◆ **What you should do**:
From the listing below, copy each line that holds "Serving".

:: Task material

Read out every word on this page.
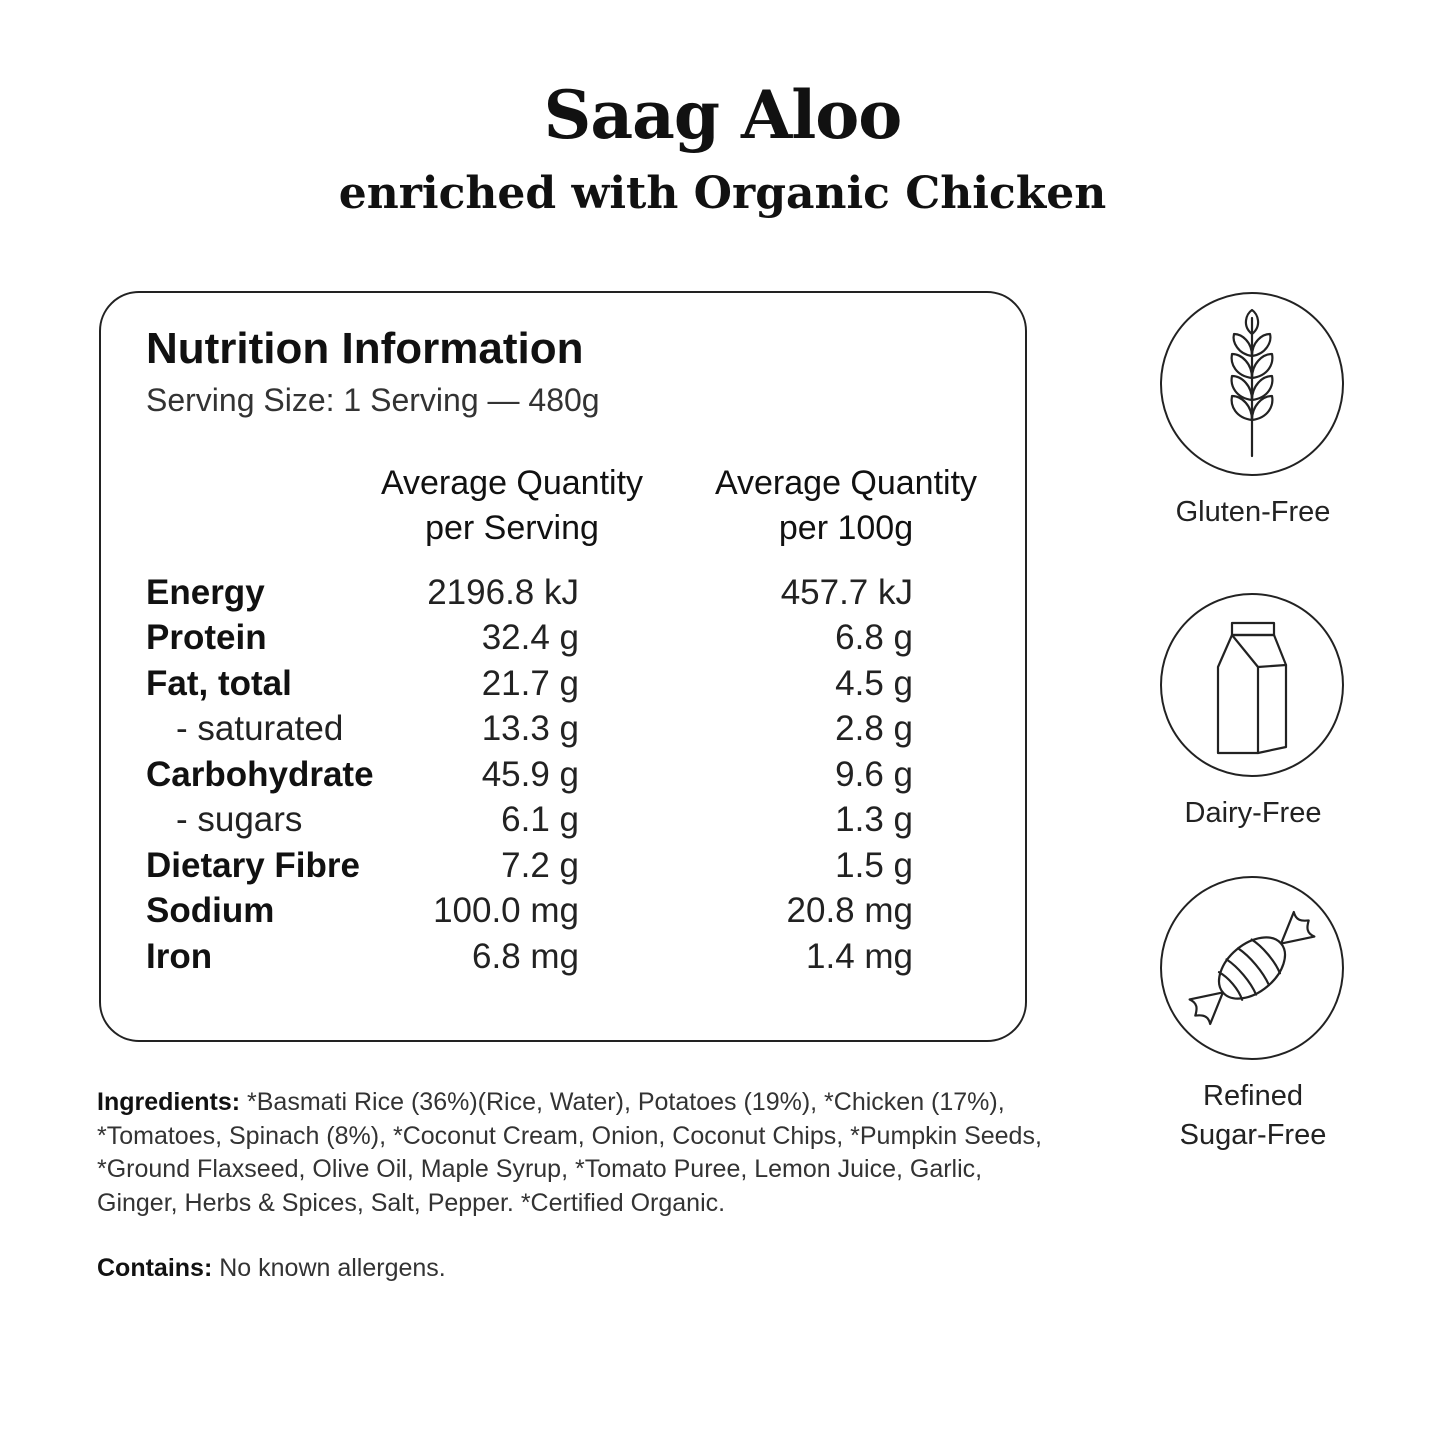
Saag Aloo
enriched with Organic Chicken
Nutrition Information
Serving Size: 1 Serving — 480g
Average Quantity
per Serving
Average Quantity
per 100g
Energy	2196.8 kJ	457.7 kJ
Protein	32.4 g	6.8 g
Fat, total	21.7 g	4.5 g
- saturated	13.3 g	2.8 g
Carbohydrate	45.9 g	9.6 g
- sugars	6.1 g	1.3 g
Dietary Fibre	7.2 g	1.5 g
Sodium	100.0 mg	20.8 mg
Iron	6.8 mg	1.4 mg
Ingredients: *Basmati Rice (36%)(Rice, Water), Potatoes (19%), *Chicken (17%), *Tomatoes, Spinach (8%), *Coconut Cream, Onion, Coconut Chips, *Pumpkin Seeds, *Ground Flaxseed, Olive Oil, Maple Syrup, *Tomato Puree, Lemon Juice, Garlic, Ginger, Herbs & Spices, Salt, Pepper. *Certified Organic.
Contains: No known allergens.
Gluten-Free
Dairy-Free
Refined
Sugar-Free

::::

◆ **Exercise result**:
Serving Size: 1 Serving — 480g
per Serving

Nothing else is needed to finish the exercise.